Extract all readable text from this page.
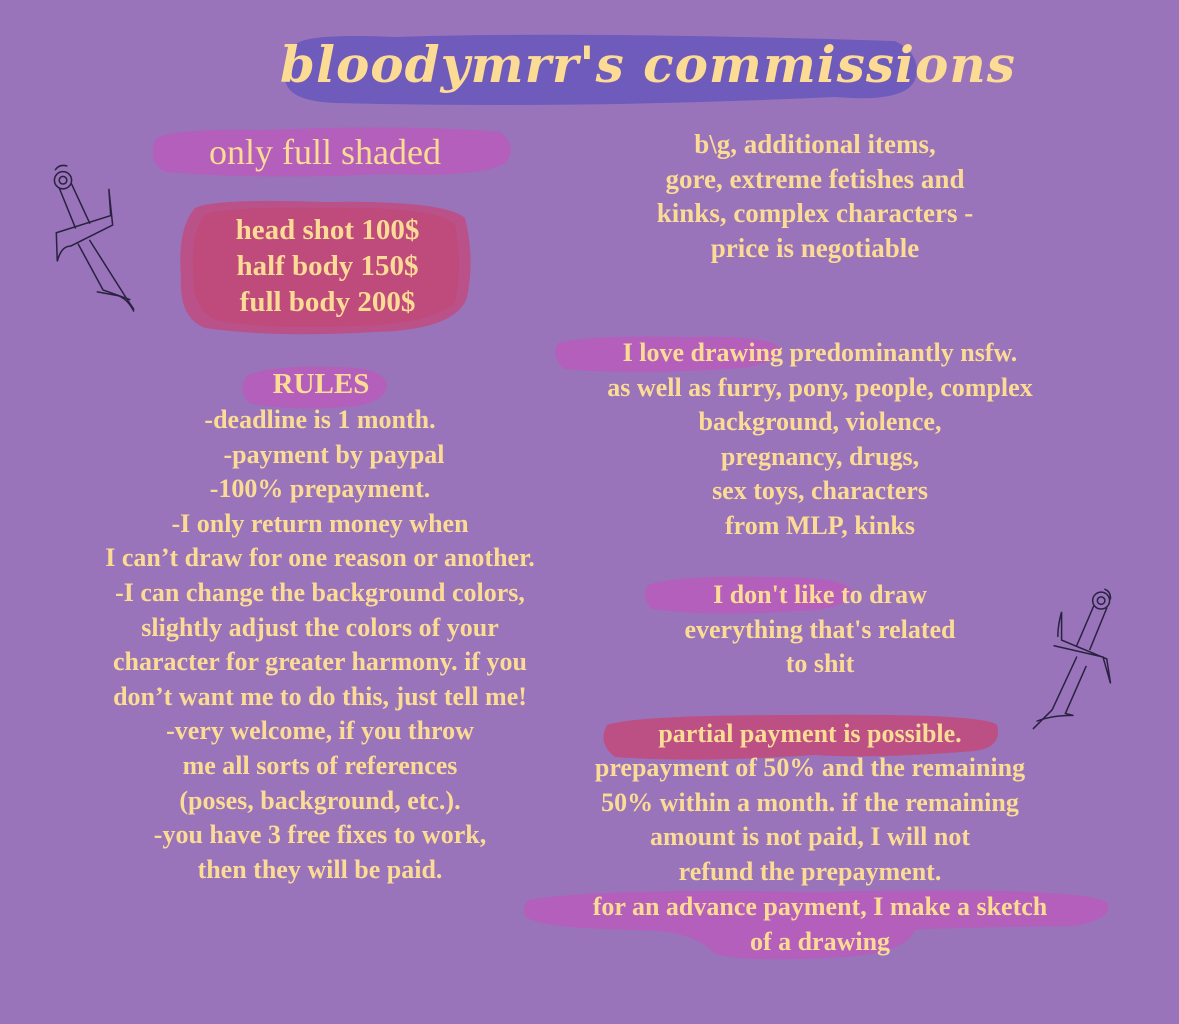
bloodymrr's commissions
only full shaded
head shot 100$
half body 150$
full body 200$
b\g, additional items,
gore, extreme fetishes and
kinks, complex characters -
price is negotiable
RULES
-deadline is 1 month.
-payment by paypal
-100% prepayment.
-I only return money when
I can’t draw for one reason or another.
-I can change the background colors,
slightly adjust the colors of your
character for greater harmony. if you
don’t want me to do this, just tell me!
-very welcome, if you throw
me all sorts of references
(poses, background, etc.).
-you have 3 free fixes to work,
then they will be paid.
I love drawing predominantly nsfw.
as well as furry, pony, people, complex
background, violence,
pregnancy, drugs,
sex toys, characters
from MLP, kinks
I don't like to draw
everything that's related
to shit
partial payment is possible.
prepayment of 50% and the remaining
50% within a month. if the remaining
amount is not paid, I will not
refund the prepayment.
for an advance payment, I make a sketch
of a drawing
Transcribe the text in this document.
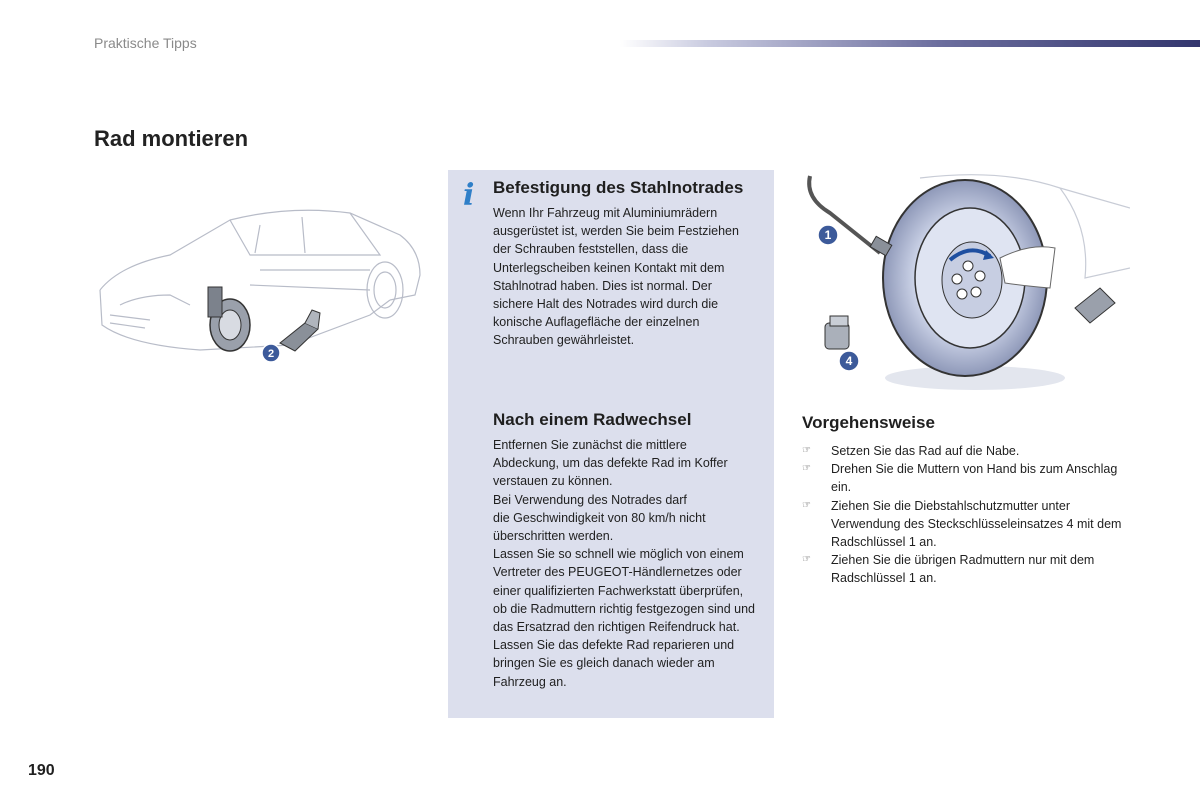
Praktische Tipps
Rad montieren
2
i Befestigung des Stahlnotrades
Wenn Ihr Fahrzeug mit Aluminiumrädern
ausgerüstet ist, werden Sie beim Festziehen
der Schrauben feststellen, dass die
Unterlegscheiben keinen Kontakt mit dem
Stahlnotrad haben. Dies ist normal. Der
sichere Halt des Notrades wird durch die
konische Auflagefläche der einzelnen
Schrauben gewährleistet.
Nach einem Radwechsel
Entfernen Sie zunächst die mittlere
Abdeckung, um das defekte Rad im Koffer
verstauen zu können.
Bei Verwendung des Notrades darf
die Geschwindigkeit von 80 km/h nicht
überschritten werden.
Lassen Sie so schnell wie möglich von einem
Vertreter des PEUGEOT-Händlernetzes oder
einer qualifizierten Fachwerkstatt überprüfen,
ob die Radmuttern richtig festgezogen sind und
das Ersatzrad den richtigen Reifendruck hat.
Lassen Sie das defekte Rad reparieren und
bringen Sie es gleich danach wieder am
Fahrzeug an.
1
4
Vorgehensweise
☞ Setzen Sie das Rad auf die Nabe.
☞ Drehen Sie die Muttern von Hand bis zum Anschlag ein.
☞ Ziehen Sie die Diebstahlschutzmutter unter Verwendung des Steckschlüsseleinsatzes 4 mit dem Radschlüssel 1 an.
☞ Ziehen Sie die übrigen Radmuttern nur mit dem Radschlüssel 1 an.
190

# [What the exercise asks]
Please set down each line of the data above exactly as written, without the pictures.

# [The response]
Extract all readable text from this page.
bloodymrr's commissions
only full shaded
head shot 100$
half body 150$
full body 200$
b\g, additional items,
gore, extreme fetishes and
kinks, complex characters -
price is negotiable
RULES
-deadline is 1 month.
-payment by paypal
-100% prepayment.
-I only return money when
I can’t draw for one reason or another.
-I can change the background colors,
slightly adjust the colors of your
character for greater harmony. if you
don’t want me to do this, just tell me!
-very welcome, if you throw
me all sorts of references
(poses, background, etc.).
-you have 3 free fixes to work,
then they will be paid.
I love drawing predominantly nsfw.
as well as furry, pony, people, complex
background, violence,
pregnancy, drugs,
sex toys, characters
from MLP, kinks
I don't like to draw
everything that's related
to shit
partial payment is possible.
prepayment of 50% and the remaining
50% within a month. if the remaining
amount is not paid, I will not
refund the prepayment.
for an advance payment, I make a sketch
of a drawing
Transcribe the text in this document.
Praktische Tipps
Rad montieren
2
i Befestigung des Stahlnotrades
Wenn Ihr Fahrzeug mit Aluminiumrädern
ausgerüstet ist, werden Sie beim Festziehen
der Schrauben feststellen, dass die
Unterlegscheiben keinen Kontakt mit dem
Stahlnotrad haben. Dies ist normal. Der
sichere Halt des Notrades wird durch die
konische Auflagefläche der einzelnen
Schrauben gewährleistet.
Nach einem Radwechsel
Entfernen Sie zunächst die mittlere
Abdeckung, um das defekte Rad im Koffer
verstauen zu können.
Bei Verwendung des Notrades darf
die Geschwindigkeit von 80 km/h nicht
überschritten werden.
Lassen Sie so schnell wie möglich von einem
Vertreter des PEUGEOT-Händlernetzes oder
einer qualifizierten Fachwerkstatt überprüfen,
ob die Radmuttern richtig festgezogen sind und
das Ersatzrad den richtigen Reifendruck hat.
Lassen Sie das defekte Rad reparieren und
bringen Sie es gleich danach wieder am
Fahrzeug an.
1
4
Vorgehensweise
☞ Setzen Sie das Rad auf die Nabe.
☞ Drehen Sie die Muttern von Hand bis zum Anschlag ein.
☞ Ziehen Sie die Diebstahlschutzmutter unter Verwendung des Steckschlüsseleinsatzes 4 mit dem Radschlüssel 1 an.
☞ Ziehen Sie die übrigen Radmuttern nur mit dem Radschlüssel 1 an.
190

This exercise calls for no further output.